What the task asks:
Return all lines with the word "this" in them.

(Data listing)
——
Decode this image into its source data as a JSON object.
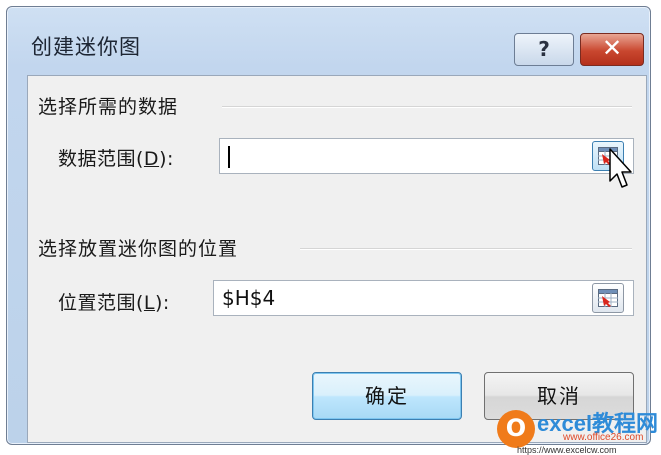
{
  "window": {
    "title": "创建迷你图",
    "help_label": "?",
    "close_label": "✕"
  },
  "data_group": {
    "header": "选择所需的数据",
    "field_label_prefix": "数据范围(",
    "field_label_key": "D",
    "field_label_suffix": "):",
    "value": ""
  },
  "location_group": {
    "header": "选择放置迷你图的位置",
    "field_label_prefix": "位置范围(",
    "field_label_key": "L",
    "field_label_suffix": "):",
    "value": "$H$4"
  },
  "buttons": {
    "ok": "确定",
    "cancel": "取消"
  },
  "icons": {
    "range_picker": "range-picker-icon",
    "cursor": "mouse-pointer-icon"
  },
  "colors": {
    "title_bar": "#c2d6ee",
    "client_bg": "#f0f0f0",
    "close_button": "#c9472f",
    "default_button_border": "#3c7fb1"
  },
  "watermark": {
    "logo_letter": "O",
    "title": "excel教程网",
    "url1": "www.office26.com",
    "url2": "https://www.excelcw.com"
  }
}
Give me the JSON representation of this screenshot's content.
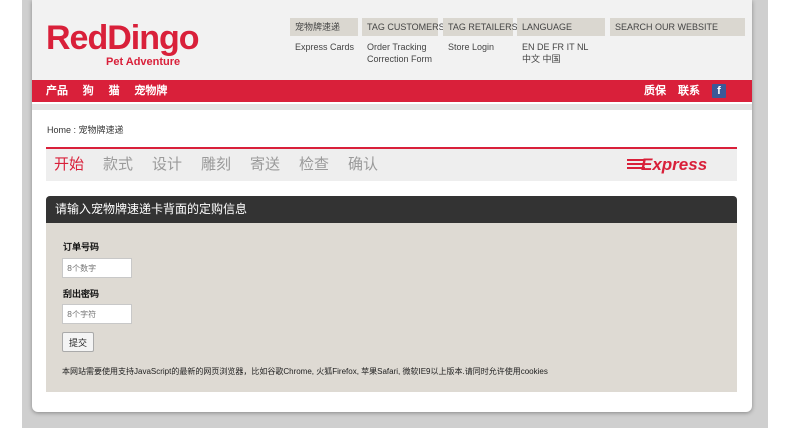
{
  "logo": {
    "main": "RedDingo",
    "sub": "Pet Adventure"
  },
  "topnav": [
    {
      "head": "宠物牌速递",
      "links": [
        "Express Cards"
      ]
    },
    {
      "head": "TAG CUSTOMERS",
      "links": [
        "Order Tracking",
        "Correction Form"
      ]
    },
    {
      "head": "TAG RETAILERS",
      "links": [
        "Store Login"
      ]
    },
    {
      "head": "LANGUAGE",
      "langs": [
        "EN",
        "DE",
        "FR",
        "IT",
        "NL",
        "中文"
      ],
      "current": "中国"
    },
    {
      "head": "SEARCH OUR WEBSITE"
    }
  ],
  "mainnav": {
    "left": [
      "产品",
      "狗",
      "猫",
      "宠物牌"
    ],
    "right": [
      "质保",
      "联系"
    ]
  },
  "breadcrumb": "Home : 宠物牌速递",
  "steps": [
    "开始",
    "款式",
    "设计",
    "雕刻",
    "寄送",
    "检查",
    "确认"
  ],
  "express_logo": "Express",
  "form": {
    "title": "请输入宠物牌速递卡背面的定购信息",
    "order_label": "订单号码",
    "order_placeholder": "8个数字",
    "code_label": "刮出密码",
    "code_placeholder": "8个字符",
    "submit": "提交",
    "notice": "本网站需要使用支持JavaScript的最新的网页浏览器，比如谷歌Chrome, 火狐Firefox, 苹果Safari, 微软IE9以上版本.请同时允许使用cookies"
  },
  "colors": {
    "brand_red": "#d9203a",
    "form_bg": "#dedad3",
    "title_bar": "#333333"
  }
}
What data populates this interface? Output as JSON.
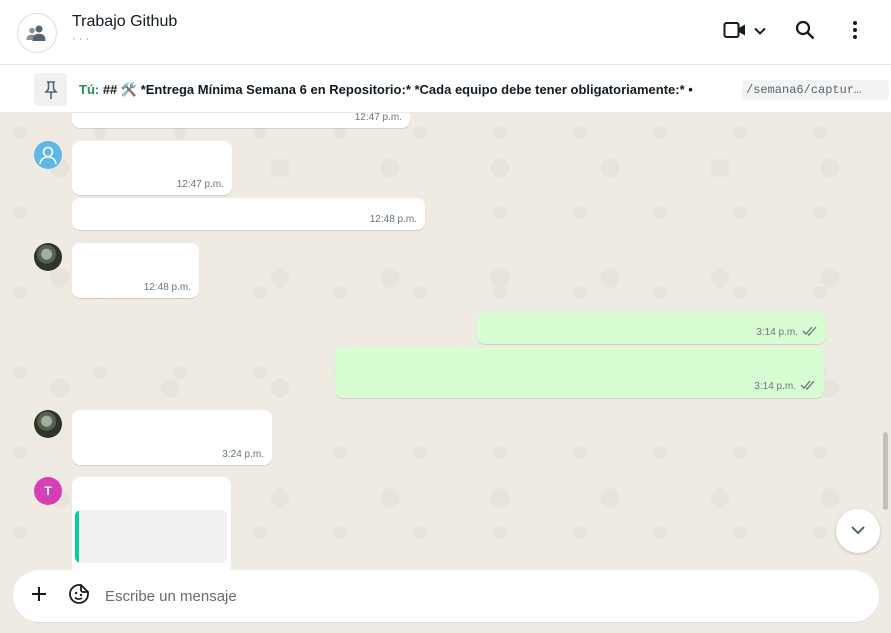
{
  "header": {
    "title": "Trabajo Github",
    "subtitle": "· · ·",
    "icons": [
      "group-avatar-icon",
      "video-call-icon",
      "chevron-down-icon",
      "search-icon",
      "menu-icon"
    ]
  },
  "pinned": {
    "sender": "Tú:",
    "text": " ## 🛠️ *Entrega Mínima Semana 6 en Repositorio:* *Cada equipo debe tener obligatoriamente:* •",
    "code": "/semana6/captur…"
  },
  "messages": [
    {
      "time": "12:47 p.m.",
      "direction": "in"
    },
    {
      "time": "12:47 p.m.",
      "direction": "in"
    },
    {
      "time": "12:48 p.m.",
      "direction": "in"
    },
    {
      "time": "12:48 p.m.",
      "direction": "in"
    },
    {
      "time": "3:14 p.m.",
      "direction": "out"
    },
    {
      "time": "3:14 p.m.",
      "direction": "out"
    },
    {
      "time": "3:24 p.m.",
      "direction": "in"
    },
    {
      "time": "",
      "direction": "in",
      "avatar_letter": "T"
    }
  ],
  "composer": {
    "placeholder": "Escribe un mensaje"
  },
  "colors": {
    "incoming_bubble": "#ffffff",
    "outgoing_bubble": "#d9fdd3",
    "pinned_sender": "#1d9157",
    "quote_accent": "#06cf9c",
    "avatar_t": "#d63eb4"
  }
}
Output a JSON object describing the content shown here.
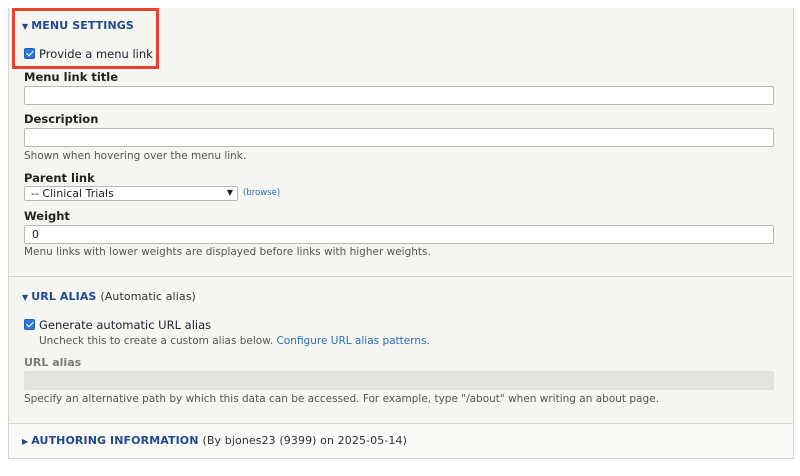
{
  "menu_settings": {
    "summary": "MENU SETTINGS",
    "provide_link_label": "Provide a menu link",
    "link_title_label": "Menu link title",
    "link_title_value": "",
    "description_label": "Description",
    "description_value": "",
    "description_help": "Shown when hovering over the menu link.",
    "parent_link_label": "Parent link",
    "parent_link_value": "-- Clinical Trials",
    "browse_link": "(browse)",
    "weight_label": "Weight",
    "weight_value": "0",
    "weight_help": "Menu links with lower weights are displayed before links with higher weights."
  },
  "url_alias": {
    "summary": "URL ALIAS",
    "summary_extra": "(Automatic alias)",
    "generate_label": "Generate automatic URL alias",
    "uncheck_help": "Uncheck this to create a custom alias below.",
    "configure_link": "Configure URL alias patterns.",
    "alias_label": "URL alias",
    "alias_value": "",
    "alias_help": "Specify an alternative path by which this data can be accessed. For example, type \"/about\" when writing an about page."
  },
  "authoring": {
    "summary": "AUTHORING INFORMATION",
    "summary_extra": "(By bjones23 (9399) on 2025-05-14)"
  },
  "colors": {
    "accent": "#1f4a8f",
    "link": "#2a6fb8",
    "highlight": "#e8422f",
    "checkbox": "#2f77d6"
  }
}
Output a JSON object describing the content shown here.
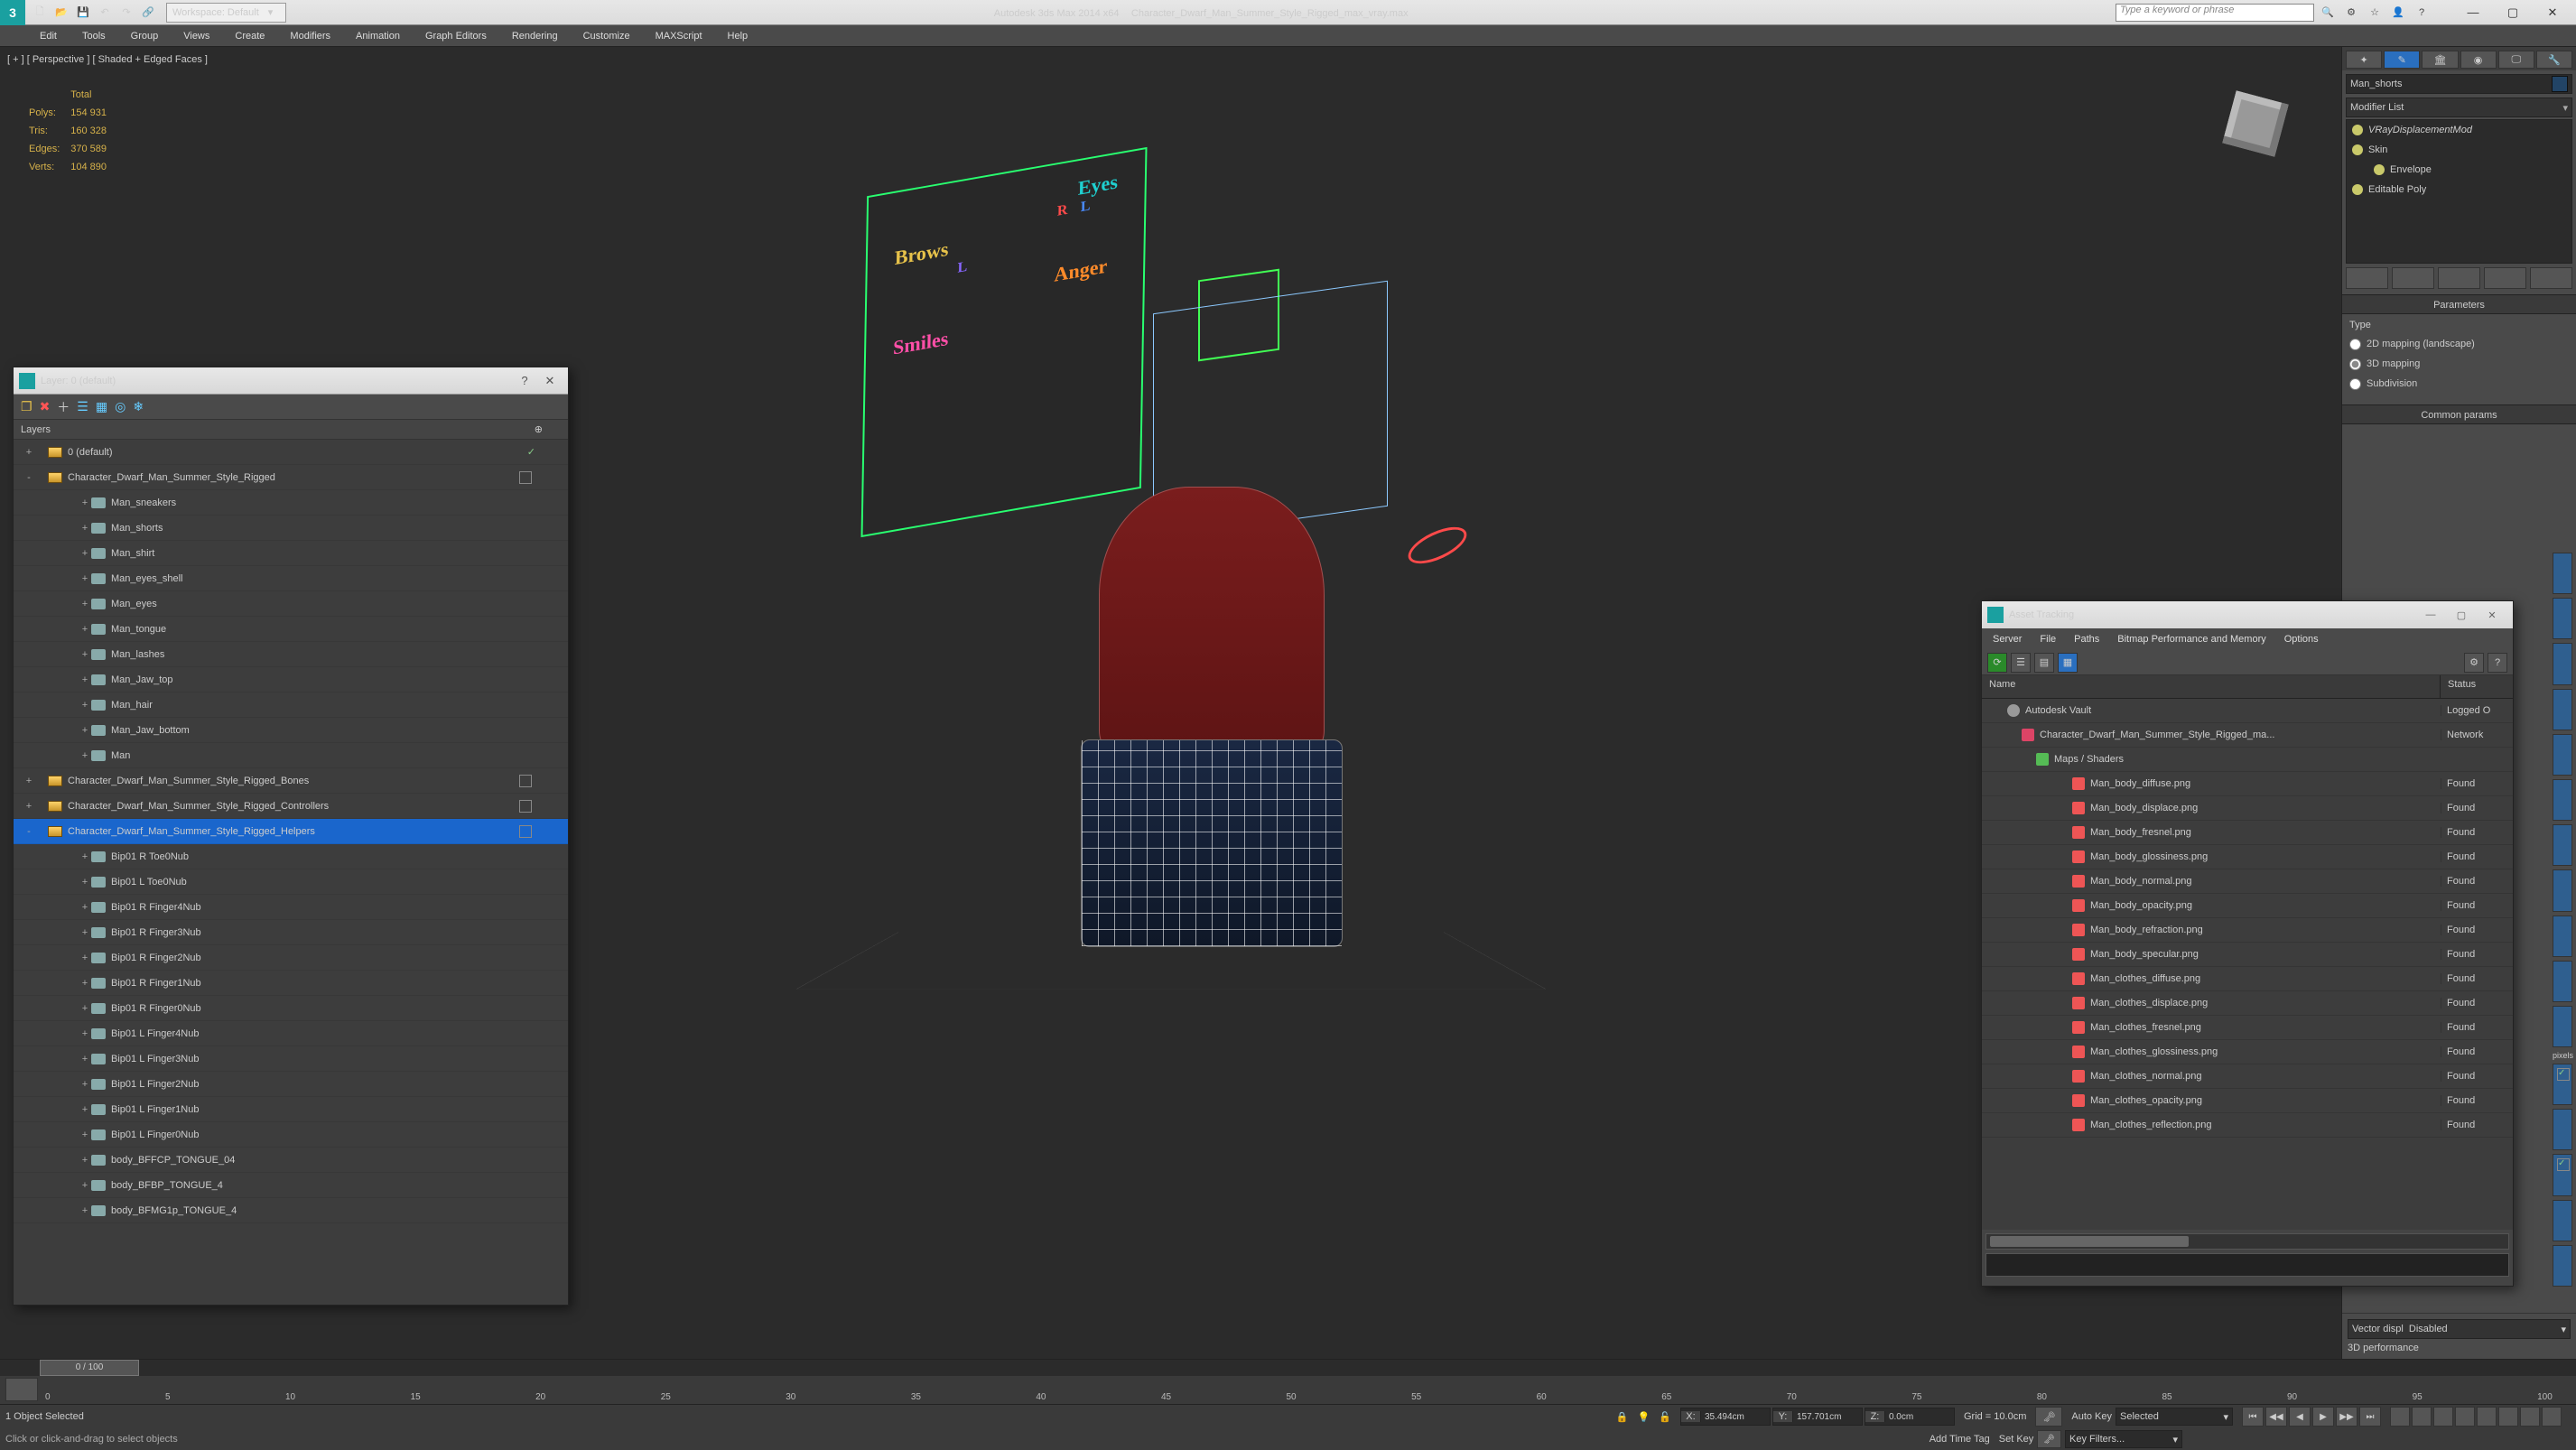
{
  "titlebar": {
    "app_abbrev": "3",
    "workspace_label": "Workspace: Default",
    "title_left": "Autodesk 3ds Max  2014 x64",
    "title_right": "Character_Dwarf_Man_Summer_Style_Rigged_max_vray.max",
    "search_placeholder": "Type a keyword or phrase"
  },
  "menu": [
    "Edit",
    "Tools",
    "Group",
    "Views",
    "Create",
    "Modifiers",
    "Animation",
    "Graph Editors",
    "Rendering",
    "Customize",
    "MAXScript",
    "Help"
  ],
  "viewport": {
    "label": "[ + ] [ Perspective ] [ Shaded + Edged Faces ]",
    "stats": {
      "total_label": "Total",
      "polys_label": "Polys:",
      "polys": "154 931",
      "tris_label": "Tris:",
      "tris": "160 328",
      "edges_label": "Edges:",
      "edges": "370 589",
      "verts_label": "Verts:",
      "verts": "104 890"
    },
    "ctrl_board": {
      "eyes": "Eyes",
      "brows": "Brows",
      "anger": "Anger",
      "smiles": "Smiles",
      "l1": "L",
      "l2": "L",
      "r1": "R"
    }
  },
  "layers_panel": {
    "title": "Layer: 0 (default)",
    "header": "Layers",
    "tree": [
      {
        "d": 0,
        "t": "layer",
        "exp": "+",
        "label": "0 (default)",
        "check": true
      },
      {
        "d": 0,
        "t": "layer",
        "exp": "-",
        "label": "Character_Dwarf_Man_Summer_Style_Rigged",
        "cb": true
      },
      {
        "d": 2,
        "t": "obj",
        "label": "Man_sneakers"
      },
      {
        "d": 2,
        "t": "obj",
        "label": "Man_shorts"
      },
      {
        "d": 2,
        "t": "obj",
        "label": "Man_shirt"
      },
      {
        "d": 2,
        "t": "obj",
        "label": "Man_eyes_shell"
      },
      {
        "d": 2,
        "t": "obj",
        "label": "Man_eyes"
      },
      {
        "d": 2,
        "t": "obj",
        "label": "Man_tongue"
      },
      {
        "d": 2,
        "t": "obj",
        "label": "Man_lashes"
      },
      {
        "d": 2,
        "t": "obj",
        "label": "Man_Jaw_top"
      },
      {
        "d": 2,
        "t": "obj",
        "label": "Man_hair"
      },
      {
        "d": 2,
        "t": "obj",
        "label": "Man_Jaw_bottom"
      },
      {
        "d": 2,
        "t": "obj",
        "label": "Man"
      },
      {
        "d": 0,
        "t": "layer",
        "exp": "+",
        "label": "Character_Dwarf_Man_Summer_Style_Rigged_Bones",
        "cb": true
      },
      {
        "d": 0,
        "t": "layer",
        "exp": "+",
        "label": "Character_Dwarf_Man_Summer_Style_Rigged_Controllers",
        "cb": true
      },
      {
        "d": 0,
        "t": "layer",
        "exp": "-",
        "label": "Character_Dwarf_Man_Summer_Style_Rigged_Helpers",
        "cb": true,
        "sel": true
      },
      {
        "d": 2,
        "t": "obj",
        "label": "Bip01 R Toe0Nub"
      },
      {
        "d": 2,
        "t": "obj",
        "label": "Bip01 L Toe0Nub"
      },
      {
        "d": 2,
        "t": "obj",
        "label": "Bip01 R Finger4Nub"
      },
      {
        "d": 2,
        "t": "obj",
        "label": "Bip01 R Finger3Nub"
      },
      {
        "d": 2,
        "t": "obj",
        "label": "Bip01 R Finger2Nub"
      },
      {
        "d": 2,
        "t": "obj",
        "label": "Bip01 R Finger1Nub"
      },
      {
        "d": 2,
        "t": "obj",
        "label": "Bip01 R Finger0Nub"
      },
      {
        "d": 2,
        "t": "obj",
        "label": "Bip01 L Finger4Nub"
      },
      {
        "d": 2,
        "t": "obj",
        "label": "Bip01 L Finger3Nub"
      },
      {
        "d": 2,
        "t": "obj",
        "label": "Bip01 L Finger2Nub"
      },
      {
        "d": 2,
        "t": "obj",
        "label": "Bip01 L Finger1Nub"
      },
      {
        "d": 2,
        "t": "obj",
        "label": "Bip01 L Finger0Nub"
      },
      {
        "d": 2,
        "t": "obj",
        "label": "body_BFFCP_TONGUE_04"
      },
      {
        "d": 2,
        "t": "obj",
        "label": "body_BFBP_TONGUE_4"
      },
      {
        "d": 2,
        "t": "obj",
        "label": "body_BFMG1p_TONGUE_4"
      }
    ]
  },
  "asset_panel": {
    "title": "Asset Tracking",
    "menu": [
      "Server",
      "File",
      "Paths",
      "Bitmap Performance and Memory",
      "Options"
    ],
    "col_name": "Name",
    "col_status": "Status",
    "rows": [
      {
        "pad": 28,
        "ico": "vault",
        "name": "Autodesk Vault",
        "status": "Logged O"
      },
      {
        "pad": 44,
        "ico": "max",
        "name": "Character_Dwarf_Man_Summer_Style_Rigged_ma...",
        "status": "Network"
      },
      {
        "pad": 60,
        "ico": "fold",
        "name": "Maps / Shaders",
        "status": ""
      },
      {
        "pad": 100,
        "ico": "png",
        "name": "Man_body_diffuse.png",
        "status": "Found"
      },
      {
        "pad": 100,
        "ico": "png",
        "name": "Man_body_displace.png",
        "status": "Found"
      },
      {
        "pad": 100,
        "ico": "png",
        "name": "Man_body_fresnel.png",
        "status": "Found"
      },
      {
        "pad": 100,
        "ico": "png",
        "name": "Man_body_glossiness.png",
        "status": "Found"
      },
      {
        "pad": 100,
        "ico": "png",
        "name": "Man_body_normal.png",
        "status": "Found"
      },
      {
        "pad": 100,
        "ico": "png",
        "name": "Man_body_opacity.png",
        "status": "Found"
      },
      {
        "pad": 100,
        "ico": "png",
        "name": "Man_body_refraction.png",
        "status": "Found"
      },
      {
        "pad": 100,
        "ico": "png",
        "name": "Man_body_specular.png",
        "status": "Found"
      },
      {
        "pad": 100,
        "ico": "png",
        "name": "Man_clothes_diffuse.png",
        "status": "Found"
      },
      {
        "pad": 100,
        "ico": "png",
        "name": "Man_clothes_displace.png",
        "status": "Found"
      },
      {
        "pad": 100,
        "ico": "png",
        "name": "Man_clothes_fresnel.png",
        "status": "Found"
      },
      {
        "pad": 100,
        "ico": "png",
        "name": "Man_clothes_glossiness.png",
        "status": "Found"
      },
      {
        "pad": 100,
        "ico": "png",
        "name": "Man_clothes_normal.png",
        "status": "Found"
      },
      {
        "pad": 100,
        "ico": "png",
        "name": "Man_clothes_opacity.png",
        "status": "Found"
      },
      {
        "pad": 100,
        "ico": "png",
        "name": "Man_clothes_reflection.png",
        "status": "Found"
      }
    ]
  },
  "cmdpanel": {
    "obj_name": "Man_shorts",
    "modlist_label": "Modifier List",
    "stack": [
      "VRayDisplacementMod",
      "Skin",
      "Envelope",
      "Editable Poly"
    ],
    "rollout_params": "Parameters",
    "type_label": "Type",
    "opt1": "2D mapping (landscape)",
    "opt2": "3D mapping",
    "opt3": "Subdivision",
    "rollout_common": "Common params",
    "vector_label": "Vector displ",
    "vector_value": "Disabled",
    "perf_label": "3D performance",
    "side_label_pixels": "pixels"
  },
  "timeline": {
    "knob": "0 / 100",
    "ticks": [
      "0",
      "5",
      "10",
      "15",
      "20",
      "25",
      "30",
      "35",
      "40",
      "45",
      "50",
      "55",
      "60",
      "65",
      "70",
      "75",
      "80",
      "85",
      "90",
      "95",
      "100"
    ]
  },
  "status": {
    "sel": "1 Object Selected",
    "x_label": "X:",
    "x": "35.494cm",
    "y_label": "Y:",
    "y": "157.701cm",
    "z_label": "Z:",
    "z": "0.0cm",
    "grid": "Grid = 10.0cm",
    "autokey": "Auto Key",
    "setkey": "Set Key",
    "selected": "Selected",
    "keyfilters": "Key Filters...",
    "addtimetag": "Add Time Tag",
    "prompt": "Click or click-and-drag to select objects"
  }
}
——
Finished exercise:
Decode this image into its source data as a JSON object.
Give me the JSON representation of this screenshot's content.
What data populates this interface? Output as JSON.
    "uncheck_help": "Uncheck this to create a custom alias below.",
    "alias_help": "Specify an alternative path by which this data can be accessed. For example, type \"/about\" when writing an about page."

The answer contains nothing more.